• GOAL:
Pick out the lines below that contain the string "Your" and copy them all.

• INFORMATION GIVEN:
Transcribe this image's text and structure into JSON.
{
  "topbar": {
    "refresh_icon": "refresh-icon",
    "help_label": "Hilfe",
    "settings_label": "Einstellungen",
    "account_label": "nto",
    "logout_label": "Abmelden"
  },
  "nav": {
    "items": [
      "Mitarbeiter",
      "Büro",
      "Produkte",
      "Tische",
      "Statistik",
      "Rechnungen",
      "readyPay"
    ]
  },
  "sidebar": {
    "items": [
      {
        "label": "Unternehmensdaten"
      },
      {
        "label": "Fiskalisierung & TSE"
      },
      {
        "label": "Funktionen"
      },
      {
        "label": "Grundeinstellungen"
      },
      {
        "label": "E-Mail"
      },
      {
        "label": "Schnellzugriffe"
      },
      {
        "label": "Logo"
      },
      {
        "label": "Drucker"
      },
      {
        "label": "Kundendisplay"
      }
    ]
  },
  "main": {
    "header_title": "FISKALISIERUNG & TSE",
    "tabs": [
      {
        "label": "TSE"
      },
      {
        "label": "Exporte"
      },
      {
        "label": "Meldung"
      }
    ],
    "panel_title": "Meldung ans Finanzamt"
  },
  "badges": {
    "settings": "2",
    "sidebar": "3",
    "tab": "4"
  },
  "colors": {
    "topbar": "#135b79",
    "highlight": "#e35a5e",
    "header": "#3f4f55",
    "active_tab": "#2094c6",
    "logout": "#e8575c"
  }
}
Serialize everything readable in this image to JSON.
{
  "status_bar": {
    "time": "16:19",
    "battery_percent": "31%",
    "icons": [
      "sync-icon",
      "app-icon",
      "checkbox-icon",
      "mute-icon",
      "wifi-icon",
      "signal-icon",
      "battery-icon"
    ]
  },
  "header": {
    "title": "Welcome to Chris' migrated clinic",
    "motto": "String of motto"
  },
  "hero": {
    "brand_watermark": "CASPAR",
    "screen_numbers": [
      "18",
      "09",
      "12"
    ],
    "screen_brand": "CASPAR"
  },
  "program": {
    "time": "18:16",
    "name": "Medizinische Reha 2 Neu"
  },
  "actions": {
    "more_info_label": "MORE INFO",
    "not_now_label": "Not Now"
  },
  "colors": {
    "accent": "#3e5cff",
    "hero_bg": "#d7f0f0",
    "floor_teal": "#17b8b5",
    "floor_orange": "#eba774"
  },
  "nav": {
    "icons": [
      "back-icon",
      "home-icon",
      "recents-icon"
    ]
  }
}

...

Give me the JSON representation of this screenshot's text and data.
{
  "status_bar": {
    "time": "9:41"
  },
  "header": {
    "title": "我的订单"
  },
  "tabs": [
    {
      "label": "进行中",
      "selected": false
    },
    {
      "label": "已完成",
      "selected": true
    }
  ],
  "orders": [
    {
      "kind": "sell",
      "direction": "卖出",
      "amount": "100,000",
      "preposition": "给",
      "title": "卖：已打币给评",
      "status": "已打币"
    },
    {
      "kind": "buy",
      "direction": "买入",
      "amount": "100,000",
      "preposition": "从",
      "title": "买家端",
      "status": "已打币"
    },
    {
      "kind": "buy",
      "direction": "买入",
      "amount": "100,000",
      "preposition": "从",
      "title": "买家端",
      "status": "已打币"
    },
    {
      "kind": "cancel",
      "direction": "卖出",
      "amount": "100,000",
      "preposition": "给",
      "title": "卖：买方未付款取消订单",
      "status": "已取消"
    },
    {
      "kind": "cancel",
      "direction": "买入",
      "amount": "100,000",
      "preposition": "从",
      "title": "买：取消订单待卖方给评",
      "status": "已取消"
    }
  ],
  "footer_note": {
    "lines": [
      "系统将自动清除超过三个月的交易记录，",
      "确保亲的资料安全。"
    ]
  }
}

---

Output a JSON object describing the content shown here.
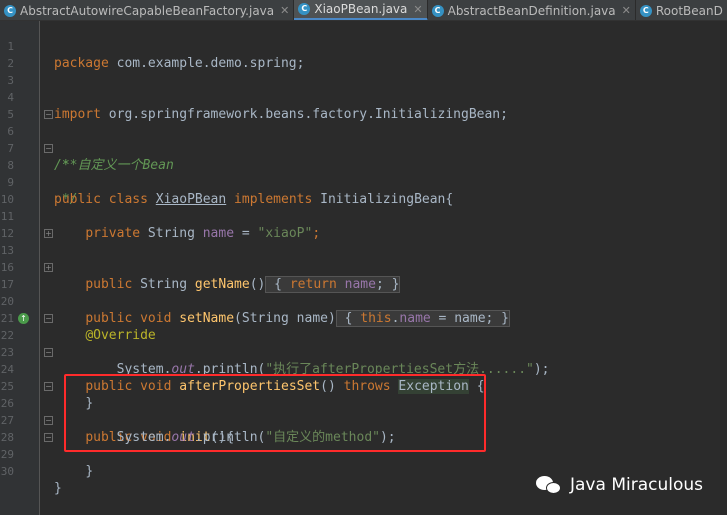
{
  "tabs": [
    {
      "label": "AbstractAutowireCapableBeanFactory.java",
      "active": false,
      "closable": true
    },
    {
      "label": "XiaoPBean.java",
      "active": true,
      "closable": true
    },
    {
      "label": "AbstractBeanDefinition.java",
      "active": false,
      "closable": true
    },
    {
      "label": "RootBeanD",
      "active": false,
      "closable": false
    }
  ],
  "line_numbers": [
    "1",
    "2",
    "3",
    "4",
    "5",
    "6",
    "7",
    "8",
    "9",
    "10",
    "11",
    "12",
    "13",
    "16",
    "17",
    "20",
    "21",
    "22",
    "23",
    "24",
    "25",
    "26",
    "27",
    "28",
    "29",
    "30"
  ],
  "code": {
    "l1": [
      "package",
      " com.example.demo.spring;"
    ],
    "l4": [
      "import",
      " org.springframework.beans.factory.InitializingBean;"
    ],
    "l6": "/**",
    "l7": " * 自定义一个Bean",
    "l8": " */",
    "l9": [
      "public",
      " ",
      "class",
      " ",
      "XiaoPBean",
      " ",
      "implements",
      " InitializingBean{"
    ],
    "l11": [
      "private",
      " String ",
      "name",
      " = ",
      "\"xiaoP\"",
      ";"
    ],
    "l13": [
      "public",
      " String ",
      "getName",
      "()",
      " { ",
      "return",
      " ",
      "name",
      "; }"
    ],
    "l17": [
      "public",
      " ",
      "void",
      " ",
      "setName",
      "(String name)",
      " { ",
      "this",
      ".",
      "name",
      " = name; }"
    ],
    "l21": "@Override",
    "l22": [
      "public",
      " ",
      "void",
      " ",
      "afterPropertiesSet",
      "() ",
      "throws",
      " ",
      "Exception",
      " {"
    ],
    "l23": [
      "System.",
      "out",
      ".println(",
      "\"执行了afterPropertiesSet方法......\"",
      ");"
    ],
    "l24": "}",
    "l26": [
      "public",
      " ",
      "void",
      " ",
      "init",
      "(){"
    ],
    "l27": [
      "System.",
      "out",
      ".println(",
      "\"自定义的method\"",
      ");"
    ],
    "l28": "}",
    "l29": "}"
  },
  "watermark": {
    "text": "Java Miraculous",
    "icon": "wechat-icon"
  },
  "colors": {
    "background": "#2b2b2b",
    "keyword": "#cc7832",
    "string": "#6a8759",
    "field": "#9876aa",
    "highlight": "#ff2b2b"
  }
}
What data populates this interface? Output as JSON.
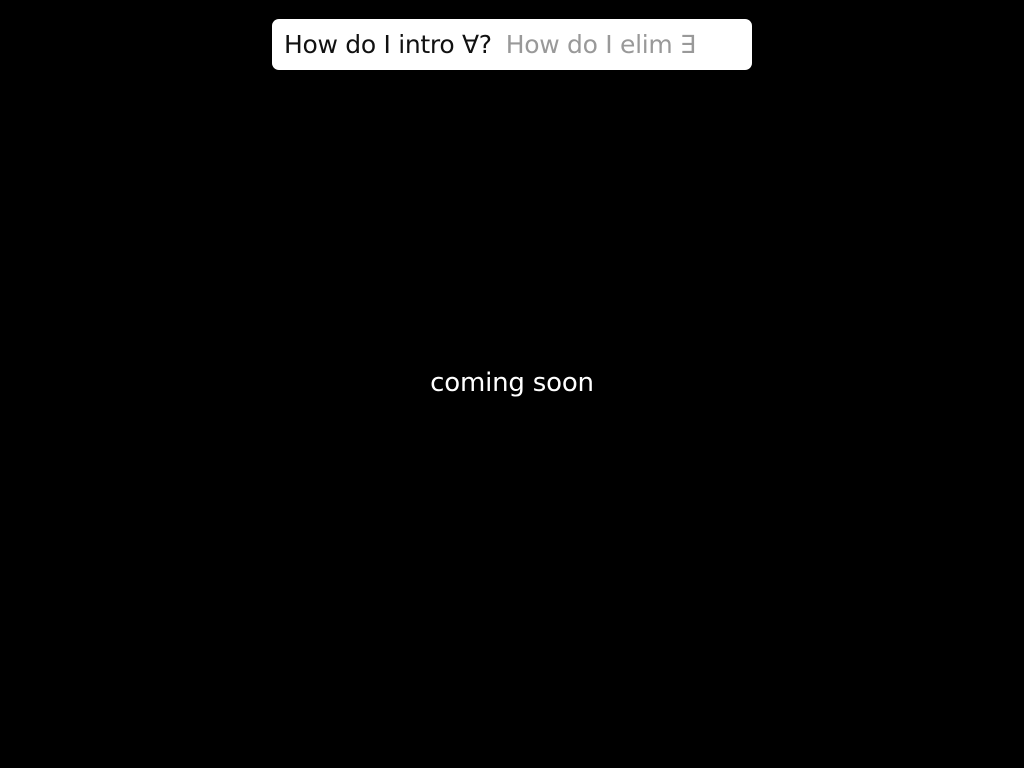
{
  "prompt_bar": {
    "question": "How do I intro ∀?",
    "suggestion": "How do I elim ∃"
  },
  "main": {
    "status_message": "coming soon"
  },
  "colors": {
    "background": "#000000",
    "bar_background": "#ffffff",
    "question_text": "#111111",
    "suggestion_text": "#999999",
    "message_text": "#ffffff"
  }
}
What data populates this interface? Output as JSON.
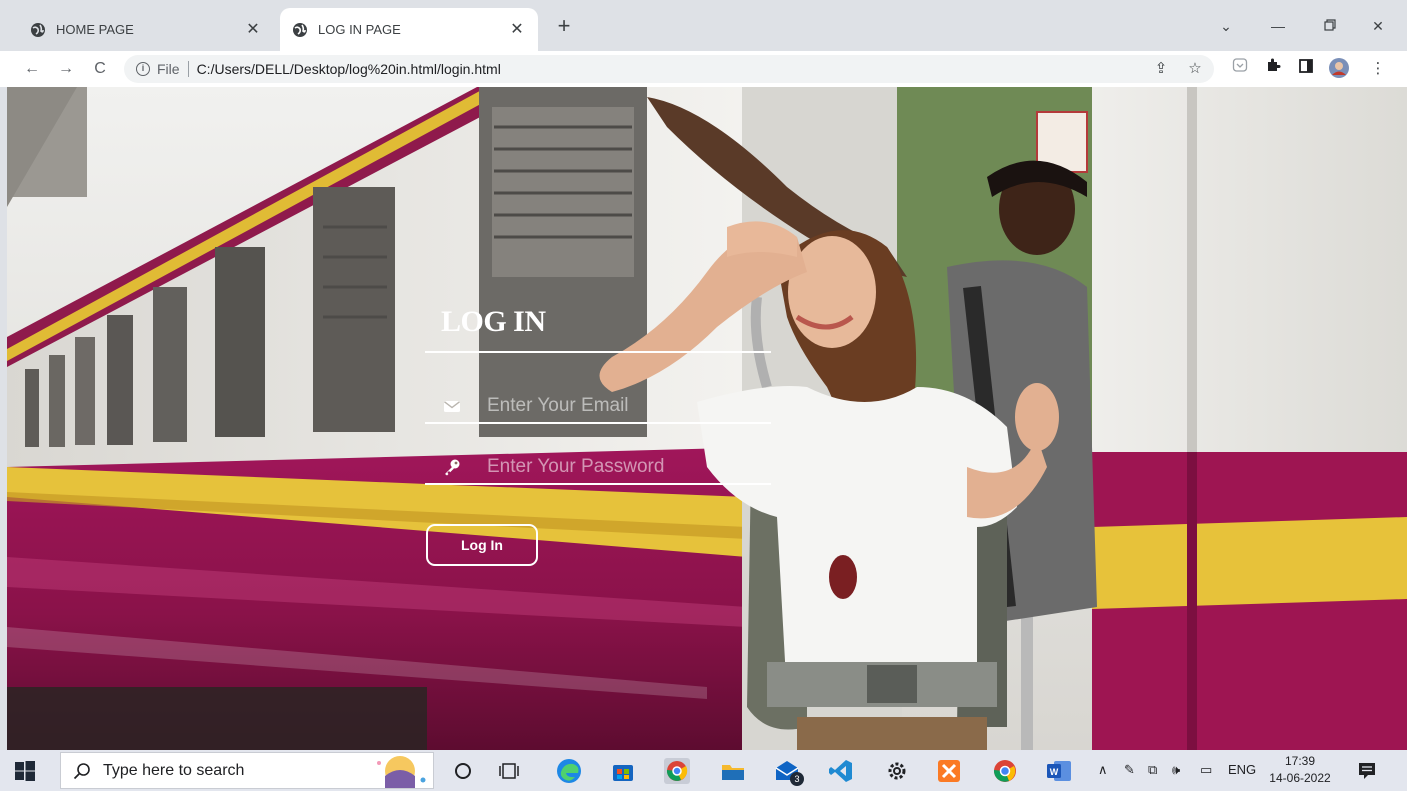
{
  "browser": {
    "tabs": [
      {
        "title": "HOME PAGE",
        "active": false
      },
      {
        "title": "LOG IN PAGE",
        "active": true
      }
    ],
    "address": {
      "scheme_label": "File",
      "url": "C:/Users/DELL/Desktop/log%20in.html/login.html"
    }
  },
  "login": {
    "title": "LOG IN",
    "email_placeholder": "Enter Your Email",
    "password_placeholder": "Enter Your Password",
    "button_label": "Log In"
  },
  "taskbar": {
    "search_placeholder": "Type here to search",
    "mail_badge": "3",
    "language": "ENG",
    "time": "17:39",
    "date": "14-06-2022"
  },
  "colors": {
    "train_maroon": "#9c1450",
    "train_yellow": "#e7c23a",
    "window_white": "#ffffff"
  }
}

• REPLY:
    "email_placeholder": "Enter Your Email",
    "password_placeholder": "Enter Your Password",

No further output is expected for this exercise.